[Extracted data entries]
- - - - -

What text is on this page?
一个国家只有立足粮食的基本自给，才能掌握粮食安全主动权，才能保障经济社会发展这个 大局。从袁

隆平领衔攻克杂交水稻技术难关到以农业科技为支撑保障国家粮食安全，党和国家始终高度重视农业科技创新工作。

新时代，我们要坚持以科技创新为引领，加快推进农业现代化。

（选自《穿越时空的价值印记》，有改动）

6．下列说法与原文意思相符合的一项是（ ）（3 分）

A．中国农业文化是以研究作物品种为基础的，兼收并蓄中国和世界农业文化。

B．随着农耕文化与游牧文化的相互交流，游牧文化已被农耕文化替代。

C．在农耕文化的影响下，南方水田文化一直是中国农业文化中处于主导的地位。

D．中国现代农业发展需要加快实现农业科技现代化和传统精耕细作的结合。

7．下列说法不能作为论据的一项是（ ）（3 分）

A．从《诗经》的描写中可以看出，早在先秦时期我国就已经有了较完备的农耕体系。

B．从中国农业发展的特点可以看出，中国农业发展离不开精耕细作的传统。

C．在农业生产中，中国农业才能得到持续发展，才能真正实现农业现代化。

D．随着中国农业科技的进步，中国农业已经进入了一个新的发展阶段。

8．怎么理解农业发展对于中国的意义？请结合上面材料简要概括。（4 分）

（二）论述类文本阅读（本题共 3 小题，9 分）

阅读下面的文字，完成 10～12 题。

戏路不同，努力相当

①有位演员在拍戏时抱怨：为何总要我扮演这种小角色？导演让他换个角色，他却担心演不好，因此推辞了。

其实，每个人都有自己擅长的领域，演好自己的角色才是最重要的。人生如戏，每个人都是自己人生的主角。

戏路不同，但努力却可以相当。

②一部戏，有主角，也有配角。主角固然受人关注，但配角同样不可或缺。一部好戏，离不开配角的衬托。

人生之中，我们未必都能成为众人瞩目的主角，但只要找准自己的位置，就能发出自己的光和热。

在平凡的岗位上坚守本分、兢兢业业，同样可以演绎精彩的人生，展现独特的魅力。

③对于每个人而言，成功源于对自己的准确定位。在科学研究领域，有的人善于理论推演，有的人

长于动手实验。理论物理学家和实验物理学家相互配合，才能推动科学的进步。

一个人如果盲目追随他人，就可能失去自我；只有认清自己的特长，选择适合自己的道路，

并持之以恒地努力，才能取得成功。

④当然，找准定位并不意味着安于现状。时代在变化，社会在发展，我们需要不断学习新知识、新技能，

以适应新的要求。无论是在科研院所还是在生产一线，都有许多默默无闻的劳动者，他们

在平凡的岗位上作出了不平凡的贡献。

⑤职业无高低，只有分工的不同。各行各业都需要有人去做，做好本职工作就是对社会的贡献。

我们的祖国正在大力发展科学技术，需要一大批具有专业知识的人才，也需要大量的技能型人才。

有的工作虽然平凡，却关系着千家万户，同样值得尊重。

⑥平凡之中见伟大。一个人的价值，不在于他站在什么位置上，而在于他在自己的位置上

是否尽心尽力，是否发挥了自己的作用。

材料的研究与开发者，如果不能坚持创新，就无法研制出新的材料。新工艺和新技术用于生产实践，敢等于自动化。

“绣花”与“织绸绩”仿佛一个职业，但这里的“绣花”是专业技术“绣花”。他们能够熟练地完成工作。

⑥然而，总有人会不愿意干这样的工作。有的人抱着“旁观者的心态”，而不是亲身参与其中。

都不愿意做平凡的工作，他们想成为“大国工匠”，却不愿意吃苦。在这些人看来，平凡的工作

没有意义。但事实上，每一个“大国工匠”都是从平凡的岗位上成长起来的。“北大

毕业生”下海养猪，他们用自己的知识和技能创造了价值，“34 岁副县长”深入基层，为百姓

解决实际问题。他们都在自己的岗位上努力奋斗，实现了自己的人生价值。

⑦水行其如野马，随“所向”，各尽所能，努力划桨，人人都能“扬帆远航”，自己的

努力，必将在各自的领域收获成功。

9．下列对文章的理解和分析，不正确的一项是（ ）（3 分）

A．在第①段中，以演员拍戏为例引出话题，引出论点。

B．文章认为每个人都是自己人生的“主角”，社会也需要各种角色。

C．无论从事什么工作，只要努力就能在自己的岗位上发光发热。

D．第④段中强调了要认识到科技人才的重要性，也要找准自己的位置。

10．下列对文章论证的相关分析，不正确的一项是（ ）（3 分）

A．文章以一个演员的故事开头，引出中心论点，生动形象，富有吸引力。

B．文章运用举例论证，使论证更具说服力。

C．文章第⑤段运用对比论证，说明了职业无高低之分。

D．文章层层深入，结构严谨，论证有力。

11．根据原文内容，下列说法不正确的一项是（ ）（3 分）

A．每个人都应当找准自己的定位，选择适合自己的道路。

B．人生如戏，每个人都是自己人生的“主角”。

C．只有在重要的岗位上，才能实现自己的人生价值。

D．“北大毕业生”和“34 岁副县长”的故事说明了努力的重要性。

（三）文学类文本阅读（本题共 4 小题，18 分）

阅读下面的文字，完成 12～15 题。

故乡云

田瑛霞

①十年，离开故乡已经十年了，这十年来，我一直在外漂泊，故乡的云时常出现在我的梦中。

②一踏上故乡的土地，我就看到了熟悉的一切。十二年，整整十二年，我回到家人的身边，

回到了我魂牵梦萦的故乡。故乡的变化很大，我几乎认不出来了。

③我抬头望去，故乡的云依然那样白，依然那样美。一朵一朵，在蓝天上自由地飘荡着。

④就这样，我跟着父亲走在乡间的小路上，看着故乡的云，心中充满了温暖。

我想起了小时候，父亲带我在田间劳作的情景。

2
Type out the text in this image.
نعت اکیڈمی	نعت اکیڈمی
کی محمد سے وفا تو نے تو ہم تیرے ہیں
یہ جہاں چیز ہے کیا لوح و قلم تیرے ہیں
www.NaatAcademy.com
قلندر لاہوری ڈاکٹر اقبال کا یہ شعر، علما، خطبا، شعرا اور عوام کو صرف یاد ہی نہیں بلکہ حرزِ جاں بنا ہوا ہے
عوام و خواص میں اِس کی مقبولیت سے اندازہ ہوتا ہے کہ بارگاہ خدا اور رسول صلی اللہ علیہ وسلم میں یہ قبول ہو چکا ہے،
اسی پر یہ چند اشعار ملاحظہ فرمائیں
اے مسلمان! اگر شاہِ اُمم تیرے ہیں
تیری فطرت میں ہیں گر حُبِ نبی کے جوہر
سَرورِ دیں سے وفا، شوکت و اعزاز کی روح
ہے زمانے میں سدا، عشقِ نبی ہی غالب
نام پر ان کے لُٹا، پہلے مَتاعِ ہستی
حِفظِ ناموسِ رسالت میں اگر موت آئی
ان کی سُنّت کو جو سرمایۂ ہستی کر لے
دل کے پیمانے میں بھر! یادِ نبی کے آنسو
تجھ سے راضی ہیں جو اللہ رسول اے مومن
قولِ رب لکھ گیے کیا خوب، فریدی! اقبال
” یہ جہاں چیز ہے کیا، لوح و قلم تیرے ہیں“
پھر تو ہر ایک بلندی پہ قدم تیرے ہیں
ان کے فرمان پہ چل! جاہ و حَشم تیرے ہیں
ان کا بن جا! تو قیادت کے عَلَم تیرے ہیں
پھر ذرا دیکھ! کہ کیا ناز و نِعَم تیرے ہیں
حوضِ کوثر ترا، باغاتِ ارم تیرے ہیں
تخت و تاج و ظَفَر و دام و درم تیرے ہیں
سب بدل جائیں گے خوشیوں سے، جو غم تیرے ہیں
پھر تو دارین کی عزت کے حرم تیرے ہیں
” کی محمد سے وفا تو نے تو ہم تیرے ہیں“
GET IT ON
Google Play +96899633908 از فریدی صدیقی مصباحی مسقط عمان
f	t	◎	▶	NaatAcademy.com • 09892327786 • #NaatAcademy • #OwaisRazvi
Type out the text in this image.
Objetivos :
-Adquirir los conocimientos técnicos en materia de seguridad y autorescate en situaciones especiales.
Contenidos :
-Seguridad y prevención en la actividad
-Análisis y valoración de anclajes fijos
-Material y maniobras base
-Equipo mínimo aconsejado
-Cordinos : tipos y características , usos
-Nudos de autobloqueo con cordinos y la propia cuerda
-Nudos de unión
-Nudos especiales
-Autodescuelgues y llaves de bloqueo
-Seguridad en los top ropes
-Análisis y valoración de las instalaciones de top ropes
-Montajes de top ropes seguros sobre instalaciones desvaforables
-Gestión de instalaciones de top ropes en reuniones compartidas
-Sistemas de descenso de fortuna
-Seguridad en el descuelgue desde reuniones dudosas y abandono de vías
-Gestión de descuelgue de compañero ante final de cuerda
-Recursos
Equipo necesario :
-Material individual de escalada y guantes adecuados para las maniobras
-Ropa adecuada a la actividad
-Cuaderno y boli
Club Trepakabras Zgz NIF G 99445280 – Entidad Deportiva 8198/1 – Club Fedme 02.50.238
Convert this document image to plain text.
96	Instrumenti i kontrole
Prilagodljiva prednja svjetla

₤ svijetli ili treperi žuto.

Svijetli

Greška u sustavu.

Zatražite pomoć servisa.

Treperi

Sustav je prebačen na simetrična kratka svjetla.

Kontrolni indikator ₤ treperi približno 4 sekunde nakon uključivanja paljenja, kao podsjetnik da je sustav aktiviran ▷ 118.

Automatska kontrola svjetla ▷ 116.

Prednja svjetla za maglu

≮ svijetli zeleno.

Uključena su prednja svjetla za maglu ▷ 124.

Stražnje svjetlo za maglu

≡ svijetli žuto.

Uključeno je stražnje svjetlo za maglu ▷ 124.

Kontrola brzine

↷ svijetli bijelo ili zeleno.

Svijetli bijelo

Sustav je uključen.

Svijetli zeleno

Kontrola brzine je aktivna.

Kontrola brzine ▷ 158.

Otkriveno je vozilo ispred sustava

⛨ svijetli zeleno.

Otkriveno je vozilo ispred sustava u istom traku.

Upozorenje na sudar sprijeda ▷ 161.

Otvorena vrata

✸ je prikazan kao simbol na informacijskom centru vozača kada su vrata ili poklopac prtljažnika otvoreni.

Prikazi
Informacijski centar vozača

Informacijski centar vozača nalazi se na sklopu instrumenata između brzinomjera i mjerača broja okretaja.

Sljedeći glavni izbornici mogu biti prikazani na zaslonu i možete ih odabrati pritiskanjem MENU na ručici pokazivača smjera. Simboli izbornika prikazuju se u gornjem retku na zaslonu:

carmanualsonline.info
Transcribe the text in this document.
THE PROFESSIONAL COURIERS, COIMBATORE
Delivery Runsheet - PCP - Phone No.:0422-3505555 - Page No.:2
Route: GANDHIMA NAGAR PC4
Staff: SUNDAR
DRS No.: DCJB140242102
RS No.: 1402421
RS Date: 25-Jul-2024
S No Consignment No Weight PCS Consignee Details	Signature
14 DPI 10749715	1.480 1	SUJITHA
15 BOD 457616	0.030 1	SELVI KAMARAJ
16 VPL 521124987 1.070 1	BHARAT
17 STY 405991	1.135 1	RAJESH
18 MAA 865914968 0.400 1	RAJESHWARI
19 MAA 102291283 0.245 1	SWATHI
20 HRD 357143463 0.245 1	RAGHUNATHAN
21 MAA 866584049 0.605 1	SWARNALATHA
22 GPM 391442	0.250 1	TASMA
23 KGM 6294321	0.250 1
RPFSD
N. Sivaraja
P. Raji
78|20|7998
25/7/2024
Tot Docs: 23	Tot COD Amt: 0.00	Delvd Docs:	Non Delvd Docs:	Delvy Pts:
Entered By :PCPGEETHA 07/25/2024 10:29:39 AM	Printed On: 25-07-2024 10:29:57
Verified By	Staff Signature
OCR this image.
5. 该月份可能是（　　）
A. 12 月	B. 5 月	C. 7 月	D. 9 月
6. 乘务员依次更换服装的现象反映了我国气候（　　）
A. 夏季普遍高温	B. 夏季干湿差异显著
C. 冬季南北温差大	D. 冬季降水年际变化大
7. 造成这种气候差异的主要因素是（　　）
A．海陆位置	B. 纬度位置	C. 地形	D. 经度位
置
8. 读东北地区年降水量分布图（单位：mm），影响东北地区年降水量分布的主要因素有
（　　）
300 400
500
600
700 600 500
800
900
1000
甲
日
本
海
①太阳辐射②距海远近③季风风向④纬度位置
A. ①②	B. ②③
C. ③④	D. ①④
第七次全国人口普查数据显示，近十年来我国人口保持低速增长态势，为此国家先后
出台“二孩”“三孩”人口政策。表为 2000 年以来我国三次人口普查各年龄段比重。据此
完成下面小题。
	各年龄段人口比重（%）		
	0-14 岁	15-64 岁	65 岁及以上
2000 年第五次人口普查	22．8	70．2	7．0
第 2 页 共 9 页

- - - - -

### EXERCISE OBJECTIVE
From the records above, pull out each line that has "ہستی".

### COMPLETED EXERCISE
نام پر ان کے لُٹا، پہلے مَتاعِ ہستی
ان کی سُنّت کو جو سرمایۂ ہستی کر لے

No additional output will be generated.